→ **SHORT TASK**
Identify the lines that contain the string "title" and copy all of them.

Records from a data collection
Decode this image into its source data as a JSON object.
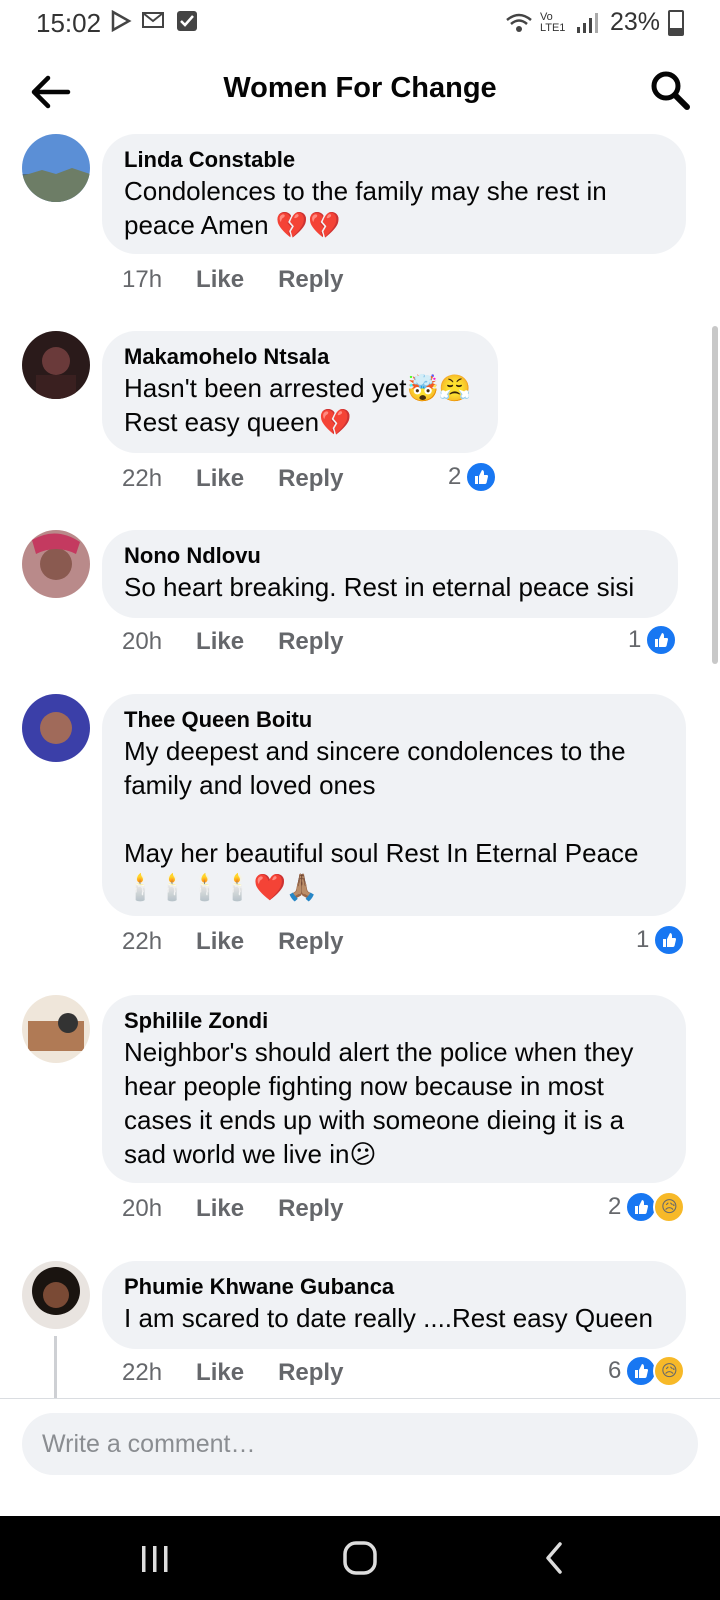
{
  "status_bar": {
    "time": "15:02",
    "network": "Vo LTE1",
    "battery": "23%"
  },
  "header": {
    "title": "Women For Change"
  },
  "comments": [
    {
      "name": "Linda Constable",
      "text": "Condolences to the family may she rest in peace Amen 💔💔",
      "time": "17h",
      "like": "Like",
      "reply": "Reply",
      "reaction_count": ""
    },
    {
      "name": "Makamohelo Ntsala",
      "text": "Hasn't been arrested yet🤯😤\nRest easy queen💔",
      "time": "22h",
      "like": "Like",
      "reply": "Reply",
      "reaction_count": "2"
    },
    {
      "name": "Nono Ndlovu",
      "text": "So heart breaking. Rest in eternal peace sisi",
      "time": "20h",
      "like": "Like",
      "reply": "Reply",
      "reaction_count": "1"
    },
    {
      "name": "Thee Queen Boitu",
      "text": "My deepest and sincere condolences to the family and loved ones\n\nMay her beautiful soul Rest In Eternal Peace\n🕯️🕯️🕯️🕯️❤️🙏🏽",
      "time": "22h",
      "like": "Like",
      "reply": "Reply",
      "reaction_count": "1"
    },
    {
      "name": "Sphilile Zondi",
      "text": "Neighbor's should alert the police when they hear people fighting now because in most cases it ends up with someone dieing it is a sad world we live in😕",
      "time": "20h",
      "like": "Like",
      "reply": "Reply",
      "reaction_count": "2"
    },
    {
      "name": "Phumie Khwane Gubanca",
      "text": "I am scared to date really ....Rest easy Queen",
      "time": "22h",
      "like": "Like",
      "reply": "Reply",
      "reaction_count": "6"
    }
  ],
  "composer": {
    "placeholder": "Write a comment…"
  },
  "icons": {
    "back": "back-arrow-icon",
    "search": "search-icon",
    "like_reaction": "thumbs-up-icon",
    "sad_reaction": "sad-face-icon"
  },
  "colors": {
    "accent": "#1877f2",
    "bubble": "#f0f2f5",
    "meta": "#65676b"
  }
}
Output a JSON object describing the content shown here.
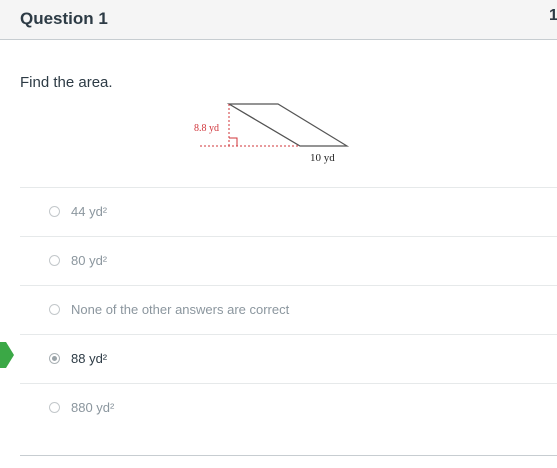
{
  "question": {
    "title": "Question 1",
    "points_partial": "1",
    "prompt": "Find the area.",
    "figure": {
      "height_label": "8.8 yd",
      "base_label": "10 yd"
    }
  },
  "answers": [
    {
      "label": "44 yd²",
      "selected": false
    },
    {
      "label": "80 yd²",
      "selected": false
    },
    {
      "label": "None of the other answers are correct",
      "selected": false
    },
    {
      "label": "88 yd²",
      "selected": true
    },
    {
      "label": "880 yd²",
      "selected": false
    }
  ],
  "colors": {
    "correct_marker": "#3ba846",
    "dimension_red": "#d0343a"
  }
}
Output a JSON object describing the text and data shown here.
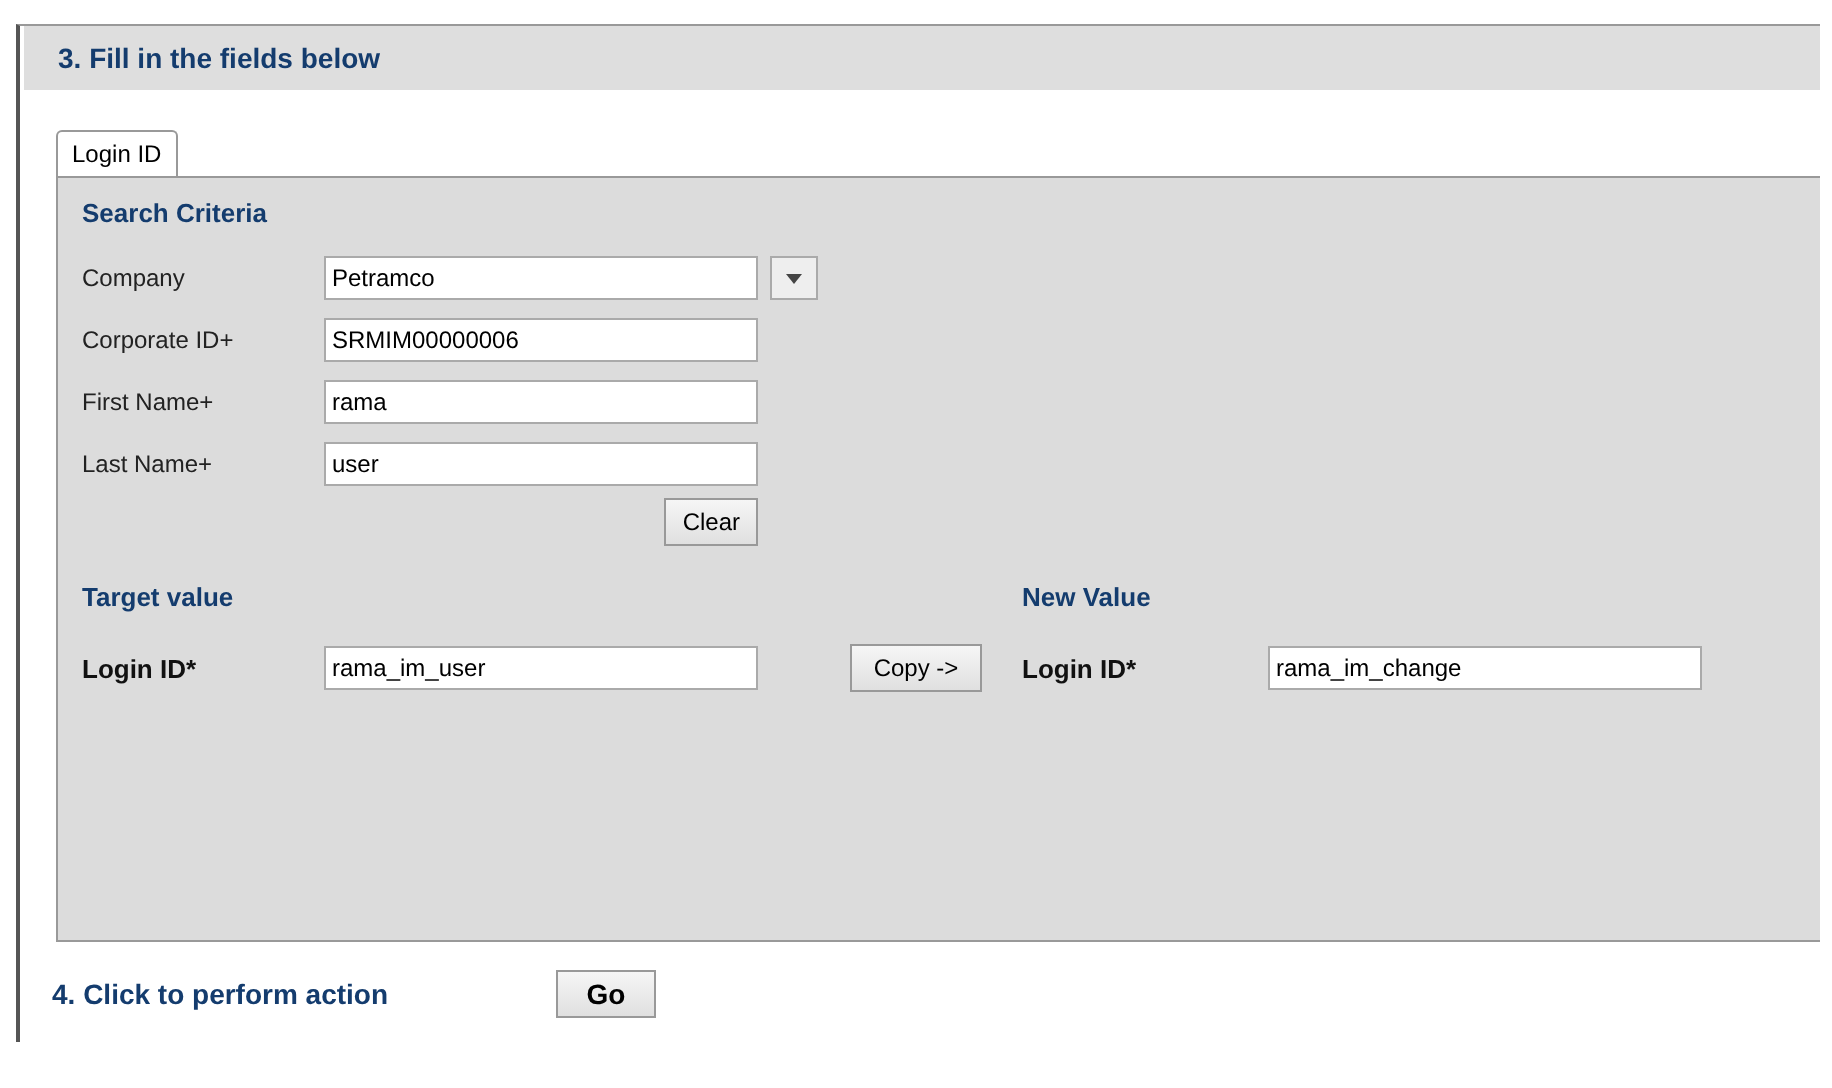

→ **THE REPLY**
    "title": "Women For Change"
    "title": "Question 1",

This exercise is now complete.